• **EXERCISE DETAILS**: Render all of the lines below as a Markdown table with the columns "Row" and "Line," numbering the rows and skipping blank lines. Omit the pictures from the table.

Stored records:
Start

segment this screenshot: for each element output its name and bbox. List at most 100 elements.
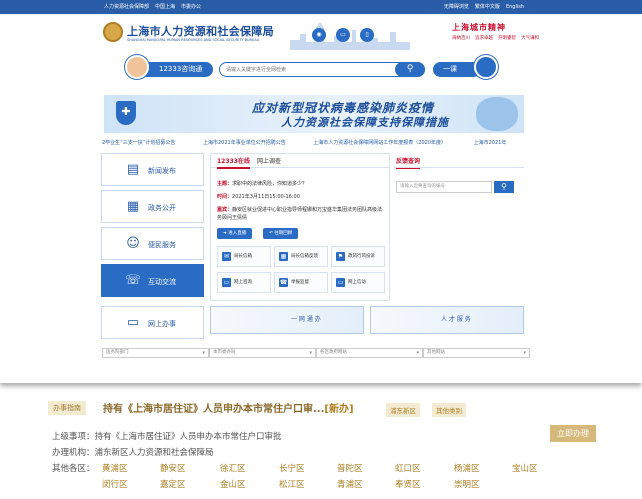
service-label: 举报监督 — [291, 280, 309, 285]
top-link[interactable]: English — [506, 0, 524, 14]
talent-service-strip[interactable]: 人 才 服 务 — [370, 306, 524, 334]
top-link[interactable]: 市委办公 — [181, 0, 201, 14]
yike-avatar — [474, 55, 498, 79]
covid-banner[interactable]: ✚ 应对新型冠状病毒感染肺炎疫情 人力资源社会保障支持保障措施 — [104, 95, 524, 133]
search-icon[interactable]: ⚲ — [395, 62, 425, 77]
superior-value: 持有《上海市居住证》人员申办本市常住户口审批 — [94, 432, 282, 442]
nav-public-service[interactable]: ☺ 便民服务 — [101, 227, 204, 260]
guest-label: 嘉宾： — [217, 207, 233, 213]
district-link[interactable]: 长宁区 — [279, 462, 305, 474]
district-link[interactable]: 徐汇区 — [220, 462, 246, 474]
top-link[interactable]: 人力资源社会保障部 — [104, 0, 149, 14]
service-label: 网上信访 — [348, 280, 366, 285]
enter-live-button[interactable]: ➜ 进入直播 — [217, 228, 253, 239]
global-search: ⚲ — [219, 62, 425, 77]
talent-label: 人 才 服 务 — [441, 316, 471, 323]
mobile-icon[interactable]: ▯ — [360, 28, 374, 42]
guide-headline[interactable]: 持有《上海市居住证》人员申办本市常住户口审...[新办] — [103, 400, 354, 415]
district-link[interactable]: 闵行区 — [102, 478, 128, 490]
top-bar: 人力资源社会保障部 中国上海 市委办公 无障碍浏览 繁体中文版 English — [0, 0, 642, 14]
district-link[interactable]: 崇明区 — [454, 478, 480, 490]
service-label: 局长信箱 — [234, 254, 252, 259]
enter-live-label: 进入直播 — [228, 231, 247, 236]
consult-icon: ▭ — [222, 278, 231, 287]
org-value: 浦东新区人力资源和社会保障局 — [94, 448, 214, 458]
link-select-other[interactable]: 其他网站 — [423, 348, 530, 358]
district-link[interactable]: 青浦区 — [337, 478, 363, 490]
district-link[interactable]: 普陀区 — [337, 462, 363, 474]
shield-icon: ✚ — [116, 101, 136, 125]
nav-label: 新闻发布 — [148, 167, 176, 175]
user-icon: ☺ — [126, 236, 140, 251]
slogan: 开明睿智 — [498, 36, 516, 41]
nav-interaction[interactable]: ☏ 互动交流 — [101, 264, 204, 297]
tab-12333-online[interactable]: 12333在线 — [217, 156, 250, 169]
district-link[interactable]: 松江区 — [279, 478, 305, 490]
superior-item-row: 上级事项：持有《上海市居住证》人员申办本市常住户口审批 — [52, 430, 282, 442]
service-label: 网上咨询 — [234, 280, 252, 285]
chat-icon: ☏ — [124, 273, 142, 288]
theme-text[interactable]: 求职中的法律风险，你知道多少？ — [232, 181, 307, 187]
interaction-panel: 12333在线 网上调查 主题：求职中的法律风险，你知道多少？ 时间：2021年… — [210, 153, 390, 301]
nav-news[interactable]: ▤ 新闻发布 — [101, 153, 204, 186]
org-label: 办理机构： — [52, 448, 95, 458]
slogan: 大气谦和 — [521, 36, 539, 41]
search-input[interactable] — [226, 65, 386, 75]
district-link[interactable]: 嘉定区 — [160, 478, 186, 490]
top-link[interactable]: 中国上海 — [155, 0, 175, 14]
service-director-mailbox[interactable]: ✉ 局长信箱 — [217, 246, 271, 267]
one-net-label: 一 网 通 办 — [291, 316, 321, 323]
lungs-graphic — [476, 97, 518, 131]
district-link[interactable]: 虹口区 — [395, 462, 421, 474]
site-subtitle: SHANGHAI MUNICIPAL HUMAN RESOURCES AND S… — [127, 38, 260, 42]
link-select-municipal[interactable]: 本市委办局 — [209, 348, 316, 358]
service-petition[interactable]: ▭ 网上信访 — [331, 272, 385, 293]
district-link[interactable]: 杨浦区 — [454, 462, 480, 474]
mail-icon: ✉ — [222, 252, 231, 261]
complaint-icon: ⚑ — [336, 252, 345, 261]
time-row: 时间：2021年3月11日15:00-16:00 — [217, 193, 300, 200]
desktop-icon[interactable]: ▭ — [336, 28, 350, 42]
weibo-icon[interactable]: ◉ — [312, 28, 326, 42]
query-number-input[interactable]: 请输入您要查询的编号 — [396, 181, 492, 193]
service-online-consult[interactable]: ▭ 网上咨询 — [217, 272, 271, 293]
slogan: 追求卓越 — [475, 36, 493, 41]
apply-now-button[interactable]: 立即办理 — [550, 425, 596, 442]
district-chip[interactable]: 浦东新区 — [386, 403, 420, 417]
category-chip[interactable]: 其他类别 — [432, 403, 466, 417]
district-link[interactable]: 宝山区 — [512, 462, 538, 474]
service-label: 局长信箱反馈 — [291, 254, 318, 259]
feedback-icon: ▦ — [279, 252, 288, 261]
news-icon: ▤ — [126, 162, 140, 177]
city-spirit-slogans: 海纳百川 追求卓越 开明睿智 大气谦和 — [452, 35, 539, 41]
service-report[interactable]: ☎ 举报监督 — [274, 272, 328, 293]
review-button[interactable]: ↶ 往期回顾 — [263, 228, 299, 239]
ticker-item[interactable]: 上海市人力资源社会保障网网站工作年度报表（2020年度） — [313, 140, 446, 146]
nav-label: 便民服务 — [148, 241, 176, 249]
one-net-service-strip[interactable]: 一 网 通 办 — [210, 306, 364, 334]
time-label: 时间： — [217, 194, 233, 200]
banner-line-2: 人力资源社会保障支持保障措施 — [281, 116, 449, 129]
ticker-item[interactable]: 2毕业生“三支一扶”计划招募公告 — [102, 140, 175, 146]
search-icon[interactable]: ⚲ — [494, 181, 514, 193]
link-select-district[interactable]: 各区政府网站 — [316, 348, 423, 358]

End

• **FULL OUTPUT**:
| Row | Line |
|---|---|
| 1 | segment this screenshot: for each element output its name and bbox. List at most 100 elements. |
| 2 | service-label: 举报监督 — [291, 280, 309, 285] |
| 3 | top-link[interactable]: English — [506, 0, 524, 14] |
| 4 | talent-service-strip[interactable]: 人 才 服 务 — [370, 306, 524, 334] |
| 5 | top-link[interactable]: 市委办公 — [181, 0, 201, 14] |
| 6 | yike-avatar — [474, 55, 498, 79] |
| 7 | covid-banner[interactable]: ✚ 应对新型冠状病毒感染肺炎疫情 人力资源社会保障支持保障措施 — [104, 95, 524, 133] |
| 8 | search-icon[interactable]: ⚲ — [395, 62, 425, 77] |
| 9 | superior-value: 持有《上海市居住证》人员申办本市常住户口审批 — [94, 432, 282, 442] |
| 10 | nav-public-service[interactable]: ☺ 便民服务 — [101, 227, 204, 260] |
| 11 | guest-label: 嘉宾： — [217, 207, 233, 213] |
| 12 | district-link[interactable]: 长宁区 — [279, 462, 305, 474] |
| 13 | district-link[interactable]: 徐汇区 — [220, 462, 246, 474] |
| 14 | top-link[interactable]: 人力资源社会保障部 — [104, 0, 149, 14] |
| 15 | service-label: 网上信访 — [348, 280, 366, 285] |
| 16 | enter-live-button[interactable]: ➜ 进入直播 — [217, 228, 253, 239] |
| 17 | global-search: ⚲ — [219, 62, 425, 77] |
| 18 | talent-label: 人 才 服 务 — [441, 316, 471, 323] |
| 19 | mobile-icon[interactable]: ▯ — [360, 28, 374, 42] |
| 20 | guide-headline[interactable]: 持有《上海市居住证》人员申办本市常住户口审...[新办] — [103, 400, 354, 415] |
| 21 | district-link[interactable]: 闵行区 — [102, 478, 128, 490] |
| 22 | top-bar: 人力资源社会保障部 中国上海 市委办公 无障碍浏览 繁体中文版 English — [0, 0, 642, 14] |
| 23 | district-link[interactable]: 崇明区 — [454, 478, 480, 490] |
| 24 | service-label: 局长信箱 — [234, 254, 252, 259] |
| 25 | enter-live-label: 进入直播 — [228, 231, 247, 236] |
| 26 | consult-icon: ▭ — [222, 278, 231, 287] |
| 27 | org-value: 浦东新区人力资源和社会保障局 — [94, 448, 214, 458] |
| 28 | link-select-other[interactable]: 其他网站 — [423, 348, 530, 358] |
| 29 | district-link[interactable]: 青浦区 — [337, 478, 363, 490] |
| 30 | district-link[interactable]: 普陀区 — [337, 462, 363, 474] |
| 31 | shield-icon: ✚ — [116, 101, 136, 125] |
| 32 | nav-label: 新闻发布 — [148, 167, 176, 175] |
| 33 | user-icon: ☺ — [126, 236, 140, 251] |
| 34 | slogan: 开明睿智 — [498, 36, 516, 41] |
| 35 | nav-interaction[interactable]: ☏ 互动交流 — [101, 264, 204, 297] |
| 36 | tab-12333-online[interactable]: 12333在线 — [217, 156, 250, 169] |
| 37 | district-link[interactable]: 松江区 — [279, 478, 305, 490] |
| 38 | superior-item-row: 上级事项：持有《上海市居住证》人员申办本市常住户口审批 — [52, 430, 282, 442] |
| 39 | service-label: 网上咨询 — [234, 280, 252, 285] |
| 40 | chat-icon: ☏ — [124, 273, 142, 288] |
| 41 | theme-text[interactable]: 求职中的法律风险，你知道多少？ — [232, 181, 307, 187] |
| 42 | interaction-panel: 12333在线 网上调查 主题：求职中的法律风险，你知道多少？ 时间：2021年… — [210, 153, 390, 301] |
| 43 | nav-news[interactable]: ▤ 新闻发布 — [101, 153, 204, 186] |
| 44 | org-label: 办理机构： — [52, 448, 95, 458] |
| 45 | slogan: 大气谦和 — [521, 36, 539, 41] |
| 46 | search-input[interactable] — [226, 65, 386, 75] |
| 47 | district-link[interactable]: 嘉定区 — [160, 478, 186, 490] |
| 48 | top-link[interactable]: 中国上海 — [155, 0, 175, 14] |
| 49 | service-director-mailbox[interactable]: ✉ 局长信箱 — [217, 246, 271, 267] |
| 50 | one-net-label: 一 网 通 办 — [291, 316, 321, 323] |
| 51 | lungs-graphic — [476, 97, 518, 131] |
| 52 | district-link[interactable]: 虹口区 — [395, 462, 421, 474] |
| 53 | site-subtitle: SHANGHAI MUNICIPAL HUMAN RESOURCES AND S… — [127, 38, 260, 42] |
| 54 | link-select-municipal[interactable]: 本市委办局 — [209, 348, 316, 358] |
| 55 | service-petition[interactable]: ▭ 网上信访 — [331, 272, 385, 293] |
| 56 | district-link[interactable]: 杨浦区 — [454, 462, 480, 474] |
| 57 | mail-icon: ✉ — [222, 252, 231, 261] |
| 58 | complaint-icon: ⚑ — [336, 252, 345, 261] |
| 59 | time-row: 时间：2021年3月11日15:00-16:00 — [217, 193, 300, 200] |
| 60 | desktop-icon[interactable]: ▭ — [336, 28, 350, 42] |
| 61 | weibo-icon[interactable]: ◉ — [312, 28, 326, 42] |
| 62 | query-number-input[interactable]: 请输入您要查询的编号 — [396, 181, 492, 193] |
| 63 | service-online-consult[interactable]: ▭ 网上咨询 — [217, 272, 271, 293] |
| 64 | slogan: 追求卓越 — [475, 36, 493, 41] |
| 65 | apply-now-button[interactable]: 立即办理 — [550, 425, 596, 442] |
| 66 | district-chip[interactable]: 浦东新区 — [386, 403, 420, 417] |
| 67 | category-chip[interactable]: 其他类别 — [432, 403, 466, 417] |
| 68 | district-link[interactable]: 宝山区 — [512, 462, 538, 474] |
| 69 | service-label: 局长信箱反馈 — [291, 254, 318, 259] |
| 70 | feedback-icon: ▦ — [279, 252, 288, 261] |
| 71 | news-icon: ▤ — [126, 162, 140, 177] |
| 72 | city-spirit-slogans: 海纳百川 追求卓越 开明睿智 大气谦和 — [452, 35, 539, 41] |
| 73 | service-report[interactable]: ☎ 举报监督 — [274, 272, 328, 293] |
| 74 | review-button[interactable]: ↶ 往期回顾 — [263, 228, 299, 239] |
| 75 | ticker-item[interactable]: 上海市人力资源社会保障网网站工作年度报表（2020年度） — [313, 140, 446, 146] |
| 76 | nav-label: 便民服务 — [148, 241, 176, 249] |
| 77 | one-net-service-strip[interactable]: 一 网 通 办 — [210, 306, 364, 334] |
| 78 | time-label: 时间： — [217, 194, 233, 200] |
| 79 | banner-line-2: 人力资源社会保障支持保障措施 — [281, 116, 449, 129] |
| 80 | ticker-item[interactable]: 2毕业生“三支一扶”计划招募公告 — [102, 140, 175, 146] |
| 81 | search-icon[interactable]: ⚲ — [494, 181, 514, 193] |
| 82 | link-select-district[interactable]: 各区政府网站 — [316, 348, 423, 358] |